## SET PROBLEM
Everything in the listing should be restated word for word.

## Stored data
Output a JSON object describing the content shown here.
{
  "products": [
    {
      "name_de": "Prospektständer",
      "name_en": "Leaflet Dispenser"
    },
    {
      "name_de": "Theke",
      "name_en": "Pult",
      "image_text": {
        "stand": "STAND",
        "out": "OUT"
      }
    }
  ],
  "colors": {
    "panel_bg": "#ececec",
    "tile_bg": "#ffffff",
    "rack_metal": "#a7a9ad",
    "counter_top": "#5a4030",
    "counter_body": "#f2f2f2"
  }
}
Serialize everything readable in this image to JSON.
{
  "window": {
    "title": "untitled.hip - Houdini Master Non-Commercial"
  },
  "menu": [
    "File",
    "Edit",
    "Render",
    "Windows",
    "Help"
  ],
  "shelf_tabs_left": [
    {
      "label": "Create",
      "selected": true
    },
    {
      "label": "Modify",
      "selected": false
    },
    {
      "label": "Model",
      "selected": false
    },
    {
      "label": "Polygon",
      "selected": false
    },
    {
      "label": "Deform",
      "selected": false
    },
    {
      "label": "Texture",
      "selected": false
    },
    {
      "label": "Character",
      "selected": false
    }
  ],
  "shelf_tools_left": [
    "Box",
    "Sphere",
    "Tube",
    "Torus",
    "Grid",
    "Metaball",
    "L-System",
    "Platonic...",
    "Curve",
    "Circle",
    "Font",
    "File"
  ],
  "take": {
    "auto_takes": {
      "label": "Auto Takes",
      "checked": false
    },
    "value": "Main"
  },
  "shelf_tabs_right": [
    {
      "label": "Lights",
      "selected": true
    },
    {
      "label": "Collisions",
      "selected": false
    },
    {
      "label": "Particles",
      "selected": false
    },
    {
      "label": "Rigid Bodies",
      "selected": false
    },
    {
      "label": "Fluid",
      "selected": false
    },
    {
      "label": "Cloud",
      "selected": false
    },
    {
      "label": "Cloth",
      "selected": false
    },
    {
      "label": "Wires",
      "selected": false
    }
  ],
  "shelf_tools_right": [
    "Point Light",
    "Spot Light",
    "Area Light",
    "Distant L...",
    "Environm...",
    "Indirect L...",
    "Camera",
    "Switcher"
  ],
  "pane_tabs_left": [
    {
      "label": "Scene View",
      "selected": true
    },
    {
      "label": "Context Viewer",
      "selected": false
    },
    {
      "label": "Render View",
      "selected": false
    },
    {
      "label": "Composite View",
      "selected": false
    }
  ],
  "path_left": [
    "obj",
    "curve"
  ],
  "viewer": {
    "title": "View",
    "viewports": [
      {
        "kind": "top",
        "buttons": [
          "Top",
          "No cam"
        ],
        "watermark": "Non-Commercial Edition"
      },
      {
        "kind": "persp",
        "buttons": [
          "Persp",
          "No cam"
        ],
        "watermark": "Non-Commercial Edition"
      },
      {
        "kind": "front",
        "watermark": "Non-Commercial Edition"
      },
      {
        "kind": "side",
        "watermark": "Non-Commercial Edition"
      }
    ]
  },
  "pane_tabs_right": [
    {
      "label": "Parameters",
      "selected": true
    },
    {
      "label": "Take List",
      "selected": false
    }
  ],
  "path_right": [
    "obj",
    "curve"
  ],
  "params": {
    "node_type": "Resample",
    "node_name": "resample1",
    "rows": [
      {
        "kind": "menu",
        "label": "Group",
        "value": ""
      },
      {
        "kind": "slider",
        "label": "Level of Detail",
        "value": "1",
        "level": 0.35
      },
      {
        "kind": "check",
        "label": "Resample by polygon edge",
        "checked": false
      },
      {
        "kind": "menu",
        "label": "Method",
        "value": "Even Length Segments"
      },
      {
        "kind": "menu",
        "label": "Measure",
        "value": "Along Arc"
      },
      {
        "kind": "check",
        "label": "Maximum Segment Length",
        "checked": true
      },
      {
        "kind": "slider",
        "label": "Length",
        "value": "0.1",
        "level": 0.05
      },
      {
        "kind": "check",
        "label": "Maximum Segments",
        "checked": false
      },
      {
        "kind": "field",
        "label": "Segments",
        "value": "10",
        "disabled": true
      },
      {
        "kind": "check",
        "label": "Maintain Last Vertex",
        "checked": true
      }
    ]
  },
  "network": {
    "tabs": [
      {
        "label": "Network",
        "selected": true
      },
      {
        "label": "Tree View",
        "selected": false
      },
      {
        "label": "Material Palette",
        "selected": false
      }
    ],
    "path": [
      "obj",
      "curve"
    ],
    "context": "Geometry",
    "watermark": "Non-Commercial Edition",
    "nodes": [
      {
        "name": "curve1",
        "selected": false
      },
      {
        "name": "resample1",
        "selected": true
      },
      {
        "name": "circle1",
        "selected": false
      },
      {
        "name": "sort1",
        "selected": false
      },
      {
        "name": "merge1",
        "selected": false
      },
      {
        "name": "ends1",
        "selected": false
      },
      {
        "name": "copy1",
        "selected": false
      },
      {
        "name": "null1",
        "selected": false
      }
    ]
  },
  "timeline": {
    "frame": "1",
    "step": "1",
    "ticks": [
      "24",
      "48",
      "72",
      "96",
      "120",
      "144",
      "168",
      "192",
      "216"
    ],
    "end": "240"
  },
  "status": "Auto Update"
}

## FINAL RESULT
Output a JSON object describing the content shown here.
{
  "products": [
    {
      "name_de": "Prospektständer",
      "name_en": "Leaflet Dispenser"
    },
    {
      "name_de": "Theke",
      "name_en": "Pult",
      "image_text": {
        "stand": "STAND",
        "out": "OUT"
      }
    }
  ],
  "colors": {
    "panel_bg": "#ececec",
    "tile_bg": "#ffffff",
    "rack_metal": "#a7a9ad",
    "counter_top": "#5a4030",
    "counter_body": "#f2f2f2"
  }
}
Serialize everything readable in this image to JSON.
{
  "window": {
    "title": "untitled.hip - Houdini Master Non-Commercial"
  },
  "menu": [
    "File",
    "Edit",
    "Render",
    "Windows",
    "Help"
  ],
  "shelf_tabs_left": [
    {
      "label": "Create",
      "selected": true
    },
    {
      "label": "Modify",
      "selected": false
    },
    {
      "label": "Model",
      "selected": false
    },
    {
      "label": "Polygon",
      "selected": false
    },
    {
      "label": "Deform",
      "selected": false
    },
    {
      "label": "Texture",
      "selected": false
    },
    {
      "label": "Character",
      "selected": false
    }
  ],
  "shelf_tools_left": [
    "Box",
    "Sphere",
    "Tube",
    "Torus",
    "Grid",
    "Metaball",
    "L-System",
    "Platonic...",
    "Curve",
    "Circle",
    "Font",
    "File"
  ],
  "take": {
    "auto_takes": {
      "label": "Auto Takes",
      "checked": false
    },
    "value": "Main"
  },
  "shelf_tabs_right": [
    {
      "label": "Lights",
      "selected": true
    },
    {
      "label": "Collisions",
      "selected": false
    },
    {
      "label": "Particles",
      "selected": false
    },
    {
      "label": "Rigid Bodies",
      "selected": false
    },
    {
      "label": "Fluid",
      "selected": false
    },
    {
      "label": "Cloud",
      "selected": false
    },
    {
      "label": "Cloth",
      "selected": false
    },
    {
      "label": "Wires",
      "selected": false
    }
  ],
  "shelf_tools_right": [
    "Point Light",
    "Spot Light",
    "Area Light",
    "Distant L...",
    "Environm...",
    "Indirect L...",
    "Camera",
    "Switcher"
  ],
  "pane_tabs_left": [
    {
      "label": "Scene View",
      "selected": true
    },
    {
      "label": "Context Viewer",
      "selected": false
    },
    {
      "label": "Render View",
      "selected": false
    },
    {
      "label": "Composite View",
      "selected": false
    }
  ],
  "path_left": [
    "obj",
    "curve"
  ],
  "viewer": {
    "title": "View",
    "viewports": [
      {
        "kind": "top",
        "buttons": [
          "Top",
          "No cam"
        ],
        "watermark": "Non-Commercial Edition"
      },
      {
        "kind": "persp",
        "buttons": [
          "Persp",
          "No cam"
        ],
        "watermark": "Non-Commercial Edition"
      },
      {
        "kind": "front",
        "watermark": "Non-Commercial Edition"
      },
      {
        "kind": "side",
        "watermark": "Non-Commercial Edition"
      }
    ]
  },
  "pane_tabs_right": [
    {
      "label": "Parameters",
      "selected": true
    },
    {
      "label": "Take List",
      "selected": false
    }
  ],
  "path_right": [
    "obj",
    "curve"
  ],
  "params": {
    "node_type": "Resample",
    "node_name": "resample1",
    "rows": [
      {
        "kind": "menu",
        "label": "Group",
        "value": ""
      },
      {
        "kind": "slider",
        "label": "Level of Detail",
        "value": "1",
        "level": 0.35
      },
      {
        "kind": "check",
        "label": "Resample by polygon edge",
        "checked": false
      },
      {
        "kind": "menu",
        "label": "Method",
        "value": "Even Length Segments"
      },
      {
        "kind": "menu",
        "label": "Measure",
        "value": "Along Arc"
      },
      {
        "kind": "check",
        "label": "Maximum Segment Length",
        "checked": true
      },
      {
        "kind": "slider",
        "label": "Length",
        "value": "0.1",
        "level": 0.05
      },
      {
        "kind": "check",
        "label": "Maximum Segments",
        "checked": false
      },
      {
        "kind": "field",
        "label": "Segments",
        "value": "10",
        "disabled": true
      },
      {
        "kind": "check",
        "label": "Maintain Last Vertex",
        "checked": true
      }
    ]
  },
  "network": {
    "tabs": [
      {
        "label": "Network",
        "selected": true
      },
      {
        "label": "Tree View",
        "selected": false
      },
      {
        "label": "Material Palette",
        "selected": false
      }
    ],
    "path": [
      "obj",
      "curve"
    ],
    "context": "Geometry",
    "watermark": "Non-Commercial Edition",
    "nodes": [
      {
        "name": "curve1",
        "selected": false
      },
      {
        "name": "resample1",
        "selected": true
      },
      {
        "name": "circle1",
        "selected": false
      },
      {
        "name": "sort1",
        "selected": false
      },
      {
        "name": "merge1",
        "selected": false
      },
      {
        "name": "ends1",
        "selected": false
      },
      {
        "name": "copy1",
        "selected": false
      },
      {
        "name": "null1",
        "selected": false
      }
    ]
  },
  "timeline": {
    "frame": "1",
    "step": "1",
    "ticks": [
      "24",
      "48",
      "72",
      "96",
      "120",
      "144",
      "168",
      "192",
      "216"
    ],
    "end": "240"
  },
  "status": "Auto Update"
}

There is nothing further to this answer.